>> Start Exercise input
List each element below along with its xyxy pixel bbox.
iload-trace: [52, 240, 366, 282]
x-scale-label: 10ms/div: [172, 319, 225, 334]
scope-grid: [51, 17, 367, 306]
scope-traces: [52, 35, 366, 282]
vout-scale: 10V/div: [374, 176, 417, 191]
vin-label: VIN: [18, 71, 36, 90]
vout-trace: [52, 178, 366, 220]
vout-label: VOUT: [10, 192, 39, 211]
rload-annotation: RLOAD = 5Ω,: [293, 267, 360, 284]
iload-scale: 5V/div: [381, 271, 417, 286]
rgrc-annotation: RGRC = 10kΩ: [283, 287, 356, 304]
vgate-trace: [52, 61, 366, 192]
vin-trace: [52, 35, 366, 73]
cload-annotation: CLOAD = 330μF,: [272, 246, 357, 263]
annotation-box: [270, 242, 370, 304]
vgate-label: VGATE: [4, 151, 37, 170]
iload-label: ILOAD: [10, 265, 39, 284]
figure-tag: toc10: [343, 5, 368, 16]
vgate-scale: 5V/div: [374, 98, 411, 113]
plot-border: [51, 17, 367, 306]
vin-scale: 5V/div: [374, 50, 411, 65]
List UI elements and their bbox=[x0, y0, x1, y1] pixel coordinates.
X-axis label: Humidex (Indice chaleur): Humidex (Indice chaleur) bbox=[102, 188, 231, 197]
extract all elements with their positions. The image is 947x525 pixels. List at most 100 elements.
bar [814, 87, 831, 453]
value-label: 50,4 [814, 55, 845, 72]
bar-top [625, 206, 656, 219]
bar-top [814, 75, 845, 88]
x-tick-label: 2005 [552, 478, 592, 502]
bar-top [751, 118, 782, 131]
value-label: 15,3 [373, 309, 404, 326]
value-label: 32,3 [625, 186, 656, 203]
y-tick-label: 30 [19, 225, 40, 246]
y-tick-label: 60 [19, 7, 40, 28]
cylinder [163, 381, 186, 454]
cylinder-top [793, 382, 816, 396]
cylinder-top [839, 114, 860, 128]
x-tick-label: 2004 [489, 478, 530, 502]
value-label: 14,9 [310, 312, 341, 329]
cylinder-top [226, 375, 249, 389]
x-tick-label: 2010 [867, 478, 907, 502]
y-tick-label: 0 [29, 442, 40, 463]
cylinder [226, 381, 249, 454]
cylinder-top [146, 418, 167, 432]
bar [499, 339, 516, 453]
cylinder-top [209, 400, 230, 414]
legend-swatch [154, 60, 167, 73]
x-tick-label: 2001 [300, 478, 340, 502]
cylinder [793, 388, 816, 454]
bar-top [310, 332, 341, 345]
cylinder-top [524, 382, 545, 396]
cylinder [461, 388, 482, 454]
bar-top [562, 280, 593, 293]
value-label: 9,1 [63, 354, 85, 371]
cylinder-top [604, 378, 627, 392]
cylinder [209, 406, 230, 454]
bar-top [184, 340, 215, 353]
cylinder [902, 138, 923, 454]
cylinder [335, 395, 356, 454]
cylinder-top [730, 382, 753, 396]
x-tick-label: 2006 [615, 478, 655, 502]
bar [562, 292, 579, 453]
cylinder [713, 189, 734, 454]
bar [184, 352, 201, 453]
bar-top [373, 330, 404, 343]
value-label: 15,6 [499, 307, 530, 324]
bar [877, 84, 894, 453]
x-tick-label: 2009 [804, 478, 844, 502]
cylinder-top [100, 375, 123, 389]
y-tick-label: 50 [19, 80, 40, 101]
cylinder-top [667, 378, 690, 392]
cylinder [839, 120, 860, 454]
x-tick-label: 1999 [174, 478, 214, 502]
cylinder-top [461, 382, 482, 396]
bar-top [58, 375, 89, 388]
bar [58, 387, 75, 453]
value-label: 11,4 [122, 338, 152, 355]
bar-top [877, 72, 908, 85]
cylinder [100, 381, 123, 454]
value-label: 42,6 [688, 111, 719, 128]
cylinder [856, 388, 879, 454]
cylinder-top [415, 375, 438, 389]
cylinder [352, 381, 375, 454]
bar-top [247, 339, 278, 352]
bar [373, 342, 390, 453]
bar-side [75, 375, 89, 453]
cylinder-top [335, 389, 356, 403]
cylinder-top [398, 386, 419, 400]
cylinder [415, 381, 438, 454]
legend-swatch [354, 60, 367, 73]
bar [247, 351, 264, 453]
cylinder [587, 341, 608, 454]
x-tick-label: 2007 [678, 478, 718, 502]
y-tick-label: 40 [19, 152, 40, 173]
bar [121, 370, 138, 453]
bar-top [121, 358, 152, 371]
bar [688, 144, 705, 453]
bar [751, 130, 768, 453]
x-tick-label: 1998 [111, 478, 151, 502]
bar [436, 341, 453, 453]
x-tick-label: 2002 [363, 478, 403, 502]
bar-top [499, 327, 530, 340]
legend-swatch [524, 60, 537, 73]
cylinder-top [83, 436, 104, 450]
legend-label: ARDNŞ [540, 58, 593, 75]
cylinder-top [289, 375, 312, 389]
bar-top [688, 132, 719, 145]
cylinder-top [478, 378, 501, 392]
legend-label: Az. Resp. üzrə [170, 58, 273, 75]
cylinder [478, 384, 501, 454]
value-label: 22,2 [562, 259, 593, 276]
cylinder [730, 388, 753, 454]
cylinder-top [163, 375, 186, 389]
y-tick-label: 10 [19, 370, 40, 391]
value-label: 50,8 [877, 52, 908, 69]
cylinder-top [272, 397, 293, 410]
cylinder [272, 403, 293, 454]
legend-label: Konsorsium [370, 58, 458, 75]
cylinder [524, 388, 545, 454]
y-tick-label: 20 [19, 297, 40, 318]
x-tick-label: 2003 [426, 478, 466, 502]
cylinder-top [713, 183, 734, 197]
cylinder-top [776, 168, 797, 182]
>> End Exercise input
What is required:
Reproduce word for word the items starting at their very first line and ending at the line that contains "vout-trace: [52, 178, 366, 220]", both of those lines included.

Solution for this task:
List each element below along with its xyxy pixel bbox.
iload-trace: [52, 240, 366, 282]
x-scale-label: 10ms/div: [172, 319, 225, 334]
scope-grid: [51, 17, 367, 306]
scope-traces: [52, 35, 366, 282]
vout-scale: 10V/div: [374, 176, 417, 191]
vin-label: VIN: [18, 71, 36, 90]
vout-trace: [52, 178, 366, 220]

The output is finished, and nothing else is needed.